Exactly reproduce the entries, dropping any pictures from your copy.

____________

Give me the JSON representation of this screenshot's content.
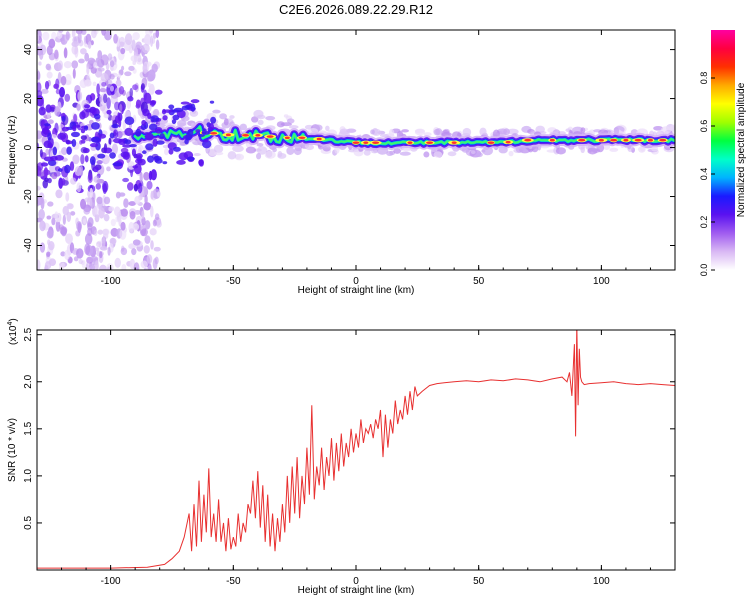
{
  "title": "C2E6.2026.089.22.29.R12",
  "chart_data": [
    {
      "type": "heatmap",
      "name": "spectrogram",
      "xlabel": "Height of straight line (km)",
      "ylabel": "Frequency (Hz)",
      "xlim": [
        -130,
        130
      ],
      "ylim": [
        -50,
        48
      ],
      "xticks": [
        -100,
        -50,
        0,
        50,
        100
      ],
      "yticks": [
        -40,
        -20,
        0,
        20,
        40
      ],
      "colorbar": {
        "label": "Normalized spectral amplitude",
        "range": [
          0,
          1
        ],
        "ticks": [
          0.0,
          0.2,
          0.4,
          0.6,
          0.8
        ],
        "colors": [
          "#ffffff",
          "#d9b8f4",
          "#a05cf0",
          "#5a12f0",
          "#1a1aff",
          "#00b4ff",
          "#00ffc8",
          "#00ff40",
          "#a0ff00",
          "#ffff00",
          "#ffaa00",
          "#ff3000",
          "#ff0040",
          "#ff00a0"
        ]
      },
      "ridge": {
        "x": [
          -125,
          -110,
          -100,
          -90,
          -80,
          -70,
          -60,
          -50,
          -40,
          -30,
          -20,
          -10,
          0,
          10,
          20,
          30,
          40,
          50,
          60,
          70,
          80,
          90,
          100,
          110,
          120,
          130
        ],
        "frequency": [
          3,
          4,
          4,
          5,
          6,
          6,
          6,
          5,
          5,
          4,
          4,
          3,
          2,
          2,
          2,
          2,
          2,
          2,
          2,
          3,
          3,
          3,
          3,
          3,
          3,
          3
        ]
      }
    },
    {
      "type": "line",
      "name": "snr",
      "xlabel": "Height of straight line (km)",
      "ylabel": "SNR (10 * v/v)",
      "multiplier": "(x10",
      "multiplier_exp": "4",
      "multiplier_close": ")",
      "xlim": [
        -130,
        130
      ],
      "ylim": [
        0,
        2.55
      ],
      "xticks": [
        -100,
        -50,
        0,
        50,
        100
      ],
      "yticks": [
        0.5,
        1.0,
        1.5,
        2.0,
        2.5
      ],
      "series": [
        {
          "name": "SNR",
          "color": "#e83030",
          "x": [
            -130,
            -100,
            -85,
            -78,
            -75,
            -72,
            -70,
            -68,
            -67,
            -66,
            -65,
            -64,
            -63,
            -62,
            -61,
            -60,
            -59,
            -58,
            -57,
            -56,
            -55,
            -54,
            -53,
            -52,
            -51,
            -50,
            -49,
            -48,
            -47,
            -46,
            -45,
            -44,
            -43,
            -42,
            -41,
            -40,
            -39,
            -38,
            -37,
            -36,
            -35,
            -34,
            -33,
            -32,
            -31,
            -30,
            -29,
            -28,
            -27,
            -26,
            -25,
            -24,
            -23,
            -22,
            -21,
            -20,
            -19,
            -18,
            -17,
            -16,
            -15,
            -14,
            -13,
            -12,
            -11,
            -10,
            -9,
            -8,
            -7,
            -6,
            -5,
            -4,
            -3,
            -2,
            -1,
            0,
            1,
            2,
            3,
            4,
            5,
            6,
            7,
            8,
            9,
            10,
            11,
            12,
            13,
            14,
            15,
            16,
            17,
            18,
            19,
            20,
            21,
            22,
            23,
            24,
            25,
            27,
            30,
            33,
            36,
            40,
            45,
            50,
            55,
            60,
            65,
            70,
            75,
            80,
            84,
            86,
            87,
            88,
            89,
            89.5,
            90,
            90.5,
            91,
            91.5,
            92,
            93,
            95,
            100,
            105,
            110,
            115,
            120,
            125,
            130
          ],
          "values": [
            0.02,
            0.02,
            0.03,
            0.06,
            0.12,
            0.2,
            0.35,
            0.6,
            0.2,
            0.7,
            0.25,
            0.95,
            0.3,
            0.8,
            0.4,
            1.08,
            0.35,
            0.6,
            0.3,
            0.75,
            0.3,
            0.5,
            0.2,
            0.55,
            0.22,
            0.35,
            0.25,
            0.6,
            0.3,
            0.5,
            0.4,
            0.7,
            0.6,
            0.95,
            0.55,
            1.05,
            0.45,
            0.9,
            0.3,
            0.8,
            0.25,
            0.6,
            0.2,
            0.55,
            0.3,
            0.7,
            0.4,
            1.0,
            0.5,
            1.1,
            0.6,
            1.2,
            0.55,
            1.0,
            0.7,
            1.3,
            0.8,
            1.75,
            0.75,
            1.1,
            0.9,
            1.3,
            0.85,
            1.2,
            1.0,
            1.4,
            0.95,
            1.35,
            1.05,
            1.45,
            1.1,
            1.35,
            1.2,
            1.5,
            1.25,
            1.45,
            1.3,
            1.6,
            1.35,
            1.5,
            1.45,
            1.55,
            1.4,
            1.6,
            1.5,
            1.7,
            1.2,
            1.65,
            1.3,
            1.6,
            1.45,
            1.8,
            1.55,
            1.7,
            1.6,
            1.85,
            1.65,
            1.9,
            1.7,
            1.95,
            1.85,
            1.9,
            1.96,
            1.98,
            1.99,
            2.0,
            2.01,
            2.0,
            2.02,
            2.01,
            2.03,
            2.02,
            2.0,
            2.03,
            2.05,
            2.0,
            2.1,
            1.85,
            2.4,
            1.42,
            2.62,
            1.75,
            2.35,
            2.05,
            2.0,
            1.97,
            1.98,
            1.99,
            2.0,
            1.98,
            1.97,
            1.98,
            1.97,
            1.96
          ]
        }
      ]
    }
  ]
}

____________

## Response below
Give me the JSON representation of this screenshot's content.
{
  "title": "C2E6.2026.089.22.29.R12",
  "chart_data": [
    {
      "type": "heatmap",
      "name": "spectrogram",
      "xlabel": "Height of straight line (km)",
      "ylabel": "Frequency (Hz)",
      "xlim": [
        -130,
        130
      ],
      "ylim": [
        -50,
        48
      ],
      "xticks": [
        -100,
        -50,
        0,
        50,
        100
      ],
      "yticks": [
        -40,
        -20,
        0,
        20,
        40
      ],
      "colorbar": {
        "label": "Normalized spectral amplitude",
        "range": [
          0,
          1
        ],
        "ticks": [
          0.0,
          0.2,
          0.4,
          0.6,
          0.8
        ],
        "colors": [
          "#ffffff",
          "#d9b8f4",
          "#a05cf0",
          "#5a12f0",
          "#1a1aff",
          "#00b4ff",
          "#00ffc8",
          "#00ff40",
          "#a0ff00",
          "#ffff00",
          "#ffaa00",
          "#ff3000",
          "#ff0040",
          "#ff00a0"
        ]
      },
      "ridge": {
        "x": [
          -125,
          -110,
          -100,
          -90,
          -80,
          -70,
          -60,
          -50,
          -40,
          -30,
          -20,
          -10,
          0,
          10,
          20,
          30,
          40,
          50,
          60,
          70,
          80,
          90,
          100,
          110,
          120,
          130
        ],
        "frequency": [
          3,
          4,
          4,
          5,
          6,
          6,
          6,
          5,
          5,
          4,
          4,
          3,
          2,
          2,
          2,
          2,
          2,
          2,
          2,
          3,
          3,
          3,
          3,
          3,
          3,
          3
        ]
      }
    },
    {
      "type": "line",
      "name": "snr",
      "xlabel": "Height of straight line (km)",
      "ylabel": "SNR (10 * v/v)",
      "multiplier": "(x10",
      "multiplier_exp": "4",
      "multiplier_close": ")",
      "xlim": [
        -130,
        130
      ],
      "ylim": [
        0,
        2.55
      ],
      "xticks": [
        -100,
        -50,
        0,
        50,
        100
      ],
      "yticks": [
        0.5,
        1.0,
        1.5,
        2.0,
        2.5
      ],
      "series": [
        {
          "name": "SNR",
          "color": "#e83030",
          "x": [
            -130,
            -100,
            -85,
            -78,
            -75,
            -72,
            -70,
            -68,
            -67,
            -66,
            -65,
            -64,
            -63,
            -62,
            -61,
            -60,
            -59,
            -58,
            -57,
            -56,
            -55,
            -54,
            -53,
            -52,
            -51,
            -50,
            -49,
            -48,
            -47,
            -46,
            -45,
            -44,
            -43,
            -42,
            -41,
            -40,
            -39,
            -38,
            -37,
            -36,
            -35,
            -34,
            -33,
            -32,
            -31,
            -30,
            -29,
            -28,
            -27,
            -26,
            -25,
            -24,
            -23,
            -22,
            -21,
            -20,
            -19,
            -18,
            -17,
            -16,
            -15,
            -14,
            -13,
            -12,
            -11,
            -10,
            -9,
            -8,
            -7,
            -6,
            -5,
            -4,
            -3,
            -2,
            -1,
            0,
            1,
            2,
            3,
            4,
            5,
            6,
            7,
            8,
            9,
            10,
            11,
            12,
            13,
            14,
            15,
            16,
            17,
            18,
            19,
            20,
            21,
            22,
            23,
            24,
            25,
            27,
            30,
            33,
            36,
            40,
            45,
            50,
            55,
            60,
            65,
            70,
            75,
            80,
            84,
            86,
            87,
            88,
            89,
            89.5,
            90,
            90.5,
            91,
            91.5,
            92,
            93,
            95,
            100,
            105,
            110,
            115,
            120,
            125,
            130
          ],
          "values": [
            0.02,
            0.02,
            0.03,
            0.06,
            0.12,
            0.2,
            0.35,
            0.6,
            0.2,
            0.7,
            0.25,
            0.95,
            0.3,
            0.8,
            0.4,
            1.08,
            0.35,
            0.6,
            0.3,
            0.75,
            0.3,
            0.5,
            0.2,
            0.55,
            0.22,
            0.35,
            0.25,
            0.6,
            0.3,
            0.5,
            0.4,
            0.7,
            0.6,
            0.95,
            0.55,
            1.05,
            0.45,
            0.9,
            0.3,
            0.8,
            0.25,
            0.6,
            0.2,
            0.55,
            0.3,
            0.7,
            0.4,
            1.0,
            0.5,
            1.1,
            0.6,
            1.2,
            0.55,
            1.0,
            0.7,
            1.3,
            0.8,
            1.75,
            0.75,
            1.1,
            0.9,
            1.3,
            0.85,
            1.2,
            1.0,
            1.4,
            0.95,
            1.35,
            1.05,
            1.45,
            1.1,
            1.35,
            1.2,
            1.5,
            1.25,
            1.45,
            1.3,
            1.6,
            1.35,
            1.5,
            1.45,
            1.55,
            1.4,
            1.6,
            1.5,
            1.7,
            1.2,
            1.65,
            1.3,
            1.6,
            1.45,
            1.8,
            1.55,
            1.7,
            1.6,
            1.85,
            1.65,
            1.9,
            1.7,
            1.95,
            1.85,
            1.9,
            1.96,
            1.98,
            1.99,
            2.0,
            2.01,
            2.0,
            2.02,
            2.01,
            2.03,
            2.02,
            2.0,
            2.03,
            2.05,
            2.0,
            2.1,
            1.85,
            2.4,
            1.42,
            2.62,
            1.75,
            2.35,
            2.05,
            2.0,
            1.97,
            1.98,
            1.99,
            2.0,
            1.98,
            1.97,
            1.98,
            1.97,
            1.96
          ]
        }
      ]
    }
  ]
}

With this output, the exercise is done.